**Request**.
Will you give the material below again, every line exactly as it is?

Records from a dataset:
◇ ◇ ◇ ◇ ◇ ◇ ◇
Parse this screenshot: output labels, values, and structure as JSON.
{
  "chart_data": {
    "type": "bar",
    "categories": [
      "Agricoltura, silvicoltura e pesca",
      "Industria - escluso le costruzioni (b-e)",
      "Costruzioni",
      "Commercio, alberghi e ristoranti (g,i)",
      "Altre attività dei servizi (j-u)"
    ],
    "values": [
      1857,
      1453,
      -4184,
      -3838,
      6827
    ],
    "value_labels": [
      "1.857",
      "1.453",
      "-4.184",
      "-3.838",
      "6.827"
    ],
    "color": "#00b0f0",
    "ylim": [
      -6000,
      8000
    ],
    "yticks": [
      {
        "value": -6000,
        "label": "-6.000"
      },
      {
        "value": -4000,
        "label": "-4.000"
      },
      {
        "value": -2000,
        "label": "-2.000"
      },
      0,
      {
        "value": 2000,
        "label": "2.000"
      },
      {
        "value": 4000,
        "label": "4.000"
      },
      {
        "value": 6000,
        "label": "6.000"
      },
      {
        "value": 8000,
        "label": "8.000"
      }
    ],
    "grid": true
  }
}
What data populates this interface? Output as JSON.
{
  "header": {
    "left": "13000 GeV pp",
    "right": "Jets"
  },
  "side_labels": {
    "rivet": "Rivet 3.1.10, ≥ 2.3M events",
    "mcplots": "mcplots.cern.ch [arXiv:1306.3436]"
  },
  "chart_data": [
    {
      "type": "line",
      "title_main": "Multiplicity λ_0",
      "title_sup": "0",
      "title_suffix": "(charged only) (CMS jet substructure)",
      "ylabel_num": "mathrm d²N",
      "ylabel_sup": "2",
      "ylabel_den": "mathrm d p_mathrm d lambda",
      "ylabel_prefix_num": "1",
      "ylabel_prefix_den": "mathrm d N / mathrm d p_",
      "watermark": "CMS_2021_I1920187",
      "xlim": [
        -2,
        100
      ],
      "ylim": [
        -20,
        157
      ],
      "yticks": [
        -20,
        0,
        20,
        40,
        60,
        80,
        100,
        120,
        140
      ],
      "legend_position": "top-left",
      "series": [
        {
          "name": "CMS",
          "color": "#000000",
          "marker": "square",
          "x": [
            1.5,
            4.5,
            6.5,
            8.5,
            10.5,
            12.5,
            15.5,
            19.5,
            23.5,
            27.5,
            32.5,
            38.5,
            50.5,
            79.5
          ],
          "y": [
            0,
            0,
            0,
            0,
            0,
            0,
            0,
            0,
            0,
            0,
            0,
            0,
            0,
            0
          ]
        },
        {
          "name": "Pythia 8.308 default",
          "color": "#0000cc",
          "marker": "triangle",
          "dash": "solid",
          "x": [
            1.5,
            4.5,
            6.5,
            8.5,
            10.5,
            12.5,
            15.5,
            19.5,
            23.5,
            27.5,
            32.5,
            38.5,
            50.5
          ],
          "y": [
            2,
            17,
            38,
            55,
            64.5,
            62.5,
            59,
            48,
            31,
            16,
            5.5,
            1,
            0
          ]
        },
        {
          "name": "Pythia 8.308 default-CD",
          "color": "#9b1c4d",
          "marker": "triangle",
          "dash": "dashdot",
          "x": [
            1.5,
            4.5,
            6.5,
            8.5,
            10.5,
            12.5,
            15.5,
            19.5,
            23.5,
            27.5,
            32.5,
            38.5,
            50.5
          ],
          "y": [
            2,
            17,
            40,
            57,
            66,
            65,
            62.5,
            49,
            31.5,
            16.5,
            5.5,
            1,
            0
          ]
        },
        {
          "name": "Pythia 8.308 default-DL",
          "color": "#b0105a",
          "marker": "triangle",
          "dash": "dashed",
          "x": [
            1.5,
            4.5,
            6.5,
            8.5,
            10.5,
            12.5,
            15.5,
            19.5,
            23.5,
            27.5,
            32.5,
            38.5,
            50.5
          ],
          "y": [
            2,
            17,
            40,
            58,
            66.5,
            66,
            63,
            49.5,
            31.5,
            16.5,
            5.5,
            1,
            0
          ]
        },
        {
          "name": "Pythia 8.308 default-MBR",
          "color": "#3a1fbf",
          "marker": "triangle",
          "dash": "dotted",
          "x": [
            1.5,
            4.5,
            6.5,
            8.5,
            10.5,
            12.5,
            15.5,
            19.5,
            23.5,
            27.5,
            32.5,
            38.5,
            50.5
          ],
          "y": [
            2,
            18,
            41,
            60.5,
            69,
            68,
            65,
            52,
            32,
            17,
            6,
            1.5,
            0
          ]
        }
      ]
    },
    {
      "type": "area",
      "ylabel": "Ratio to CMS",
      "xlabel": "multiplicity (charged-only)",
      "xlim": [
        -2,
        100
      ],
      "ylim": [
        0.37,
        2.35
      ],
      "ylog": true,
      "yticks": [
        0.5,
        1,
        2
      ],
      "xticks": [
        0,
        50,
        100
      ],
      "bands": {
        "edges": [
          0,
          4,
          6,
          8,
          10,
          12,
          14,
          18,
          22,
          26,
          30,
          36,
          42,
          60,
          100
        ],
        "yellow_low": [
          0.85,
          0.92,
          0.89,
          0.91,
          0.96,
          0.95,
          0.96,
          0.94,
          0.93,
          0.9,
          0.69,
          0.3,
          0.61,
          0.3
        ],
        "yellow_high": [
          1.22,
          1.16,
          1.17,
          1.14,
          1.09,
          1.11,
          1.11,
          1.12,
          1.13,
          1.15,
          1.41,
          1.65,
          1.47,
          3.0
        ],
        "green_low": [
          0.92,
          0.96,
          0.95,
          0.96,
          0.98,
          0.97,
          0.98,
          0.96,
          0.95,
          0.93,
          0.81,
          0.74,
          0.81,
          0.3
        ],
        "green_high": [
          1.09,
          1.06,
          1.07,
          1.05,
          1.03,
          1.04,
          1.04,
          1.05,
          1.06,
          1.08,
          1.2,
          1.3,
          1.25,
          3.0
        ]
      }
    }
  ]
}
◇ ◇ ◇ ◇ ◇ ◇ ◇
**Exercise result**.
Parse this screenshot: output labels, values, and structure as JSON.
{
  "chart_data": {
    "type": "bar",
    "categories": [
      "Agricoltura, silvicoltura e pesca",
      "Industria - escluso le costruzioni (b-e)",
      "Costruzioni",
      "Commercio, alberghi e ristoranti (g,i)",
      "Altre attività dei servizi (j-u)"
    ],
    "values": [
      1857,
      1453,
      -4184,
      -3838,
      6827
    ],
    "value_labels": [
      "1.857",
      "1.453",
      "-4.184",
      "-3.838",
      "6.827"
    ],
    "color": "#00b0f0",
    "ylim": [
      -6000,
      8000
    ],
    "yticks": [
      {
        "value": -6000,
        "label": "-6.000"
      },
      {
        "value": -4000,
        "label": "-4.000"
      },
      {
        "value": -2000,
        "label": "-2.000"
      },
      0,
      {
        "value": 2000,
        "label": "2.000"
      },
      {
        "value": 4000,
        "label": "4.000"
      },
      {
        "value": 6000,
        "label": "6.000"
      },
      {
        "value": 8000,
        "label": "8.000"
      }
    ],
    "grid": true
  }
}
What data populates this interface? Output as JSON.
{
  "header": {
    "left": "13000 GeV pp",
    "right": "Jets"
  },
  "side_labels": {
    "rivet": "Rivet 3.1.10, ≥ 2.3M events",
    "mcplots": "mcplots.cern.ch [arXiv:1306.3436]"
  },
  "chart_data": [
    {
      "type": "line",
      "title_main": "Multiplicity λ_0",
      "title_sup": "0",
      "title_suffix": "(charged only) (CMS jet substructure)",
      "ylabel_num": "mathrm d²N",
      "ylabel_sup": "2",
      "ylabel_den": "mathrm d p_mathrm d lambda",
      "ylabel_prefix_num": "1",
      "ylabel_prefix_den": "mathrm d N / mathrm d p_",
      "watermark": "CMS_2021_I1920187",
      "xlim": [
        -2,
        100
      ],
      "ylim": [
        -20,
        157
      ],
      "yticks": [
        -20,
        0,
        20,
        40,
        60,
        80,
        100,
        120,
        140
      ],
      "legend_position": "top-left",
      "series": [
        {
          "name": "CMS",
          "color": "#000000",
          "marker": "square",
          "x": [
            1.5,
            4.5,
            6.5,
            8.5,
            10.5,
            12.5,
            15.5,
            19.5,
            23.5,
            27.5,
            32.5,
            38.5,
            50.5,
            79.5
          ],
          "y": [
            0,
            0,
            0,
            0,
            0,
            0,
            0,
            0,
            0,
            0,
            0,
            0,
            0,
            0
          ]
        },
        {
          "name": "Pythia 8.308 default",
          "color": "#0000cc",
          "marker": "triangle",
          "dash": "solid",
          "x": [
            1.5,
            4.5,
            6.5,
            8.5,
            10.5,
            12.5,
            15.5,
            19.5,
            23.5,
            27.5,
            32.5,
            38.5,
            50.5
          ],
          "y": [
            2,
            17,
            38,
            55,
            64.5,
            62.5,
            59,
            48,
            31,
            16,
            5.5,
            1,
            0
          ]
        },
        {
          "name": "Pythia 8.308 default-CD",
          "color": "#9b1c4d",
          "marker": "triangle",
          "dash": "dashdot",
          "x": [
            1.5,
            4.5,
            6.5,
            8.5,
            10.5,
            12.5,
            15.5,
            19.5,
            23.5,
            27.5,
            32.5,
            38.5,
            50.5
          ],
          "y": [
            2,
            17,
            40,
            57,
            66,
            65,
            62.5,
            49,
            31.5,
            16.5,
            5.5,
            1,
            0
          ]
        },
        {
          "name": "Pythia 8.308 default-DL",
          "color": "#b0105a",
          "marker": "triangle",
          "dash": "dashed",
          "x": [
            1.5,
            4.5,
            6.5,
            8.5,
            10.5,
            12.5,
            15.5,
            19.5,
            23.5,
            27.5,
            32.5,
            38.5,
            50.5
          ],
          "y": [
            2,
            17,
            40,
            58,
            66.5,
            66,
            63,
            49.5,
            31.5,
            16.5,
            5.5,
            1,
            0
          ]
        },
        {
          "name": "Pythia 8.308 default-MBR",
          "color": "#3a1fbf",
          "marker": "triangle",
          "dash": "dotted",
          "x": [
            1.5,
            4.5,
            6.5,
            8.5,
            10.5,
            12.5,
            15.5,
            19.5,
            23.5,
            27.5,
            32.5,
            38.5,
            50.5
          ],
          "y": [
            2,
            18,
            41,
            60.5,
            69,
            68,
            65,
            52,
            32,
            17,
            6,
            1.5,
            0
          ]
        }
      ]
    },
    {
      "type": "area",
      "ylabel": "Ratio to CMS",
      "xlabel": "multiplicity (charged-only)",
      "xlim": [
        -2,
        100
      ],
      "ylim": [
        0.37,
        2.35
      ],
      "ylog": true,
      "yticks": [
        0.5,
        1,
        2
      ],
      "xticks": [
        0,
        50,
        100
      ],
      "bands": {
        "edges": [
          0,
          4,
          6,
          8,
          10,
          12,
          14,
          18,
          22,
          26,
          30,
          36,
          42,
          60,
          100
        ],
        "yellow_low": [
          0.85,
          0.92,
          0.89,
          0.91,
          0.96,
          0.95,
          0.96,
          0.94,
          0.93,
          0.9,
          0.69,
          0.3,
          0.61,
          0.3
        ],
        "yellow_high": [
          1.22,
          1.16,
          1.17,
          1.14,
          1.09,
          1.11,
          1.11,
          1.12,
          1.13,
          1.15,
          1.41,
          1.65,
          1.47,
          3.0
        ],
        "green_low": [
          0.92,
          0.96,
          0.95,
          0.96,
          0.98,
          0.97,
          0.98,
          0.96,
          0.95,
          0.93,
          0.81,
          0.74,
          0.81,
          0.3
        ],
        "green_high": [
          1.09,
          1.06,
          1.07,
          1.05,
          1.03,
          1.04,
          1.04,
          1.05,
          1.06,
          1.08,
          1.2,
          1.3,
          1.25,
          3.0
        ]
      }
    }
  ]
}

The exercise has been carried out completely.